» Exercise task A:
Copy the part of the Tempus Fugit post starting with "Brian Wilson once" and going on through "chasms between us.".
» Exercise task B:
For each statement, state whether it agrees with the Tempus Fugit post, answering yes or no and quoting the deciding words: (i) The writer has a Twitter account. (ii) The writer has tended to fall in with people younger than the writer. (iii) The writer feels a shared frame of reference with friends.

» Passage to read:
—————

Thursday, January 21, 2010

Tempus Fugit

Another January gone by, another birthday approaches. I don’t feel any different, and yet as the last few years have passed I am starting to feel irrelevant. That the world as it is now is not one in which I am valued as a customer, a client, a participant. That there has been a fundamental shift in values, that everything has sped up, that we have lost so much in our race to have the latest technology, to have it all now now now. I feel this way because most of my friends have Blackberries, iPhones, and Twitter accounts while I remain thus unencumbered, and while I once would have felt left out, I now just regard it all with a sort of bemused detachment. It’s not that I don’t care about or want to know about all this stuff, it’s that my life doesn’t move at that pace anymore and more importantly, I don’t care that it doesn’t. Who knows, maybe it never did to begin with.


Brian Wilson once wrote a song called “I Just Wasn’t Made for These Times.” Like me, he always felt like he was on the outside looking in, that he belonged to another time, another place than the one into which he had been born. That the things he thought were important were lost on others, that they valued things he found abhorrent or worse, irrelevant. I too, have felt that way most of my life. Have always been a step or two behind my contemporaries. Have always felt like I didn’t belong to their world in some indefinable way. Because of this, and because I don’t really look my age, I have always tended to fall in with people younger than myself. And yet because of this age discrepancy my friends and I lack a shared frame of reference. Which ends up making me feel even further removed from it all. There often seem to be not just distances but chasms between us.

—————

» Provided data:
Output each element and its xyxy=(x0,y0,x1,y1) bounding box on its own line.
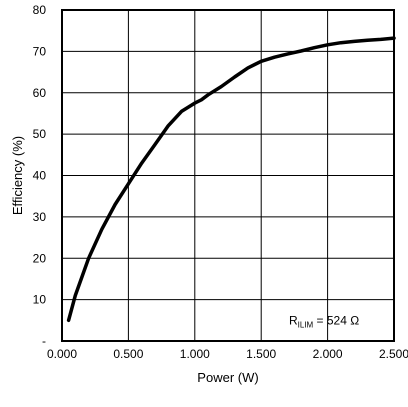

—————

» Task response A:
Brian Wilson once wrote a song called “I Just Wasn’t Made for These Times.” Like me, he always felt like he was on the outside looking in, that he belonged to another time, another place than the one into which he had been born. That the things he thought were important were lost on others, that they valued things he found abhorrent or worse, irrelevant. I too, have felt that way most of my life. Have always been a step or two behind my contemporaries. Have always felt like I didn’t belong to their world in some indefinable way. Because of this, and because I don’t really look my age, I have always tended to fall in with people younger than myself. And yet because of this age discrepancy my friends and I lack a shared frame of reference. Which ends up making me feel even further removed from it all. There often seem to be not just distances but chasms between us.

» Task response B:
(i) No: "most of my friends have Blackberries, iPhones, and Twitter accounts while I remain thus unencumbered"
(ii) Yes: "I have always tended to fall in with people younger than myself"
(iii) No: "because of this age discrepancy my friends and I lack a shared frame of reference"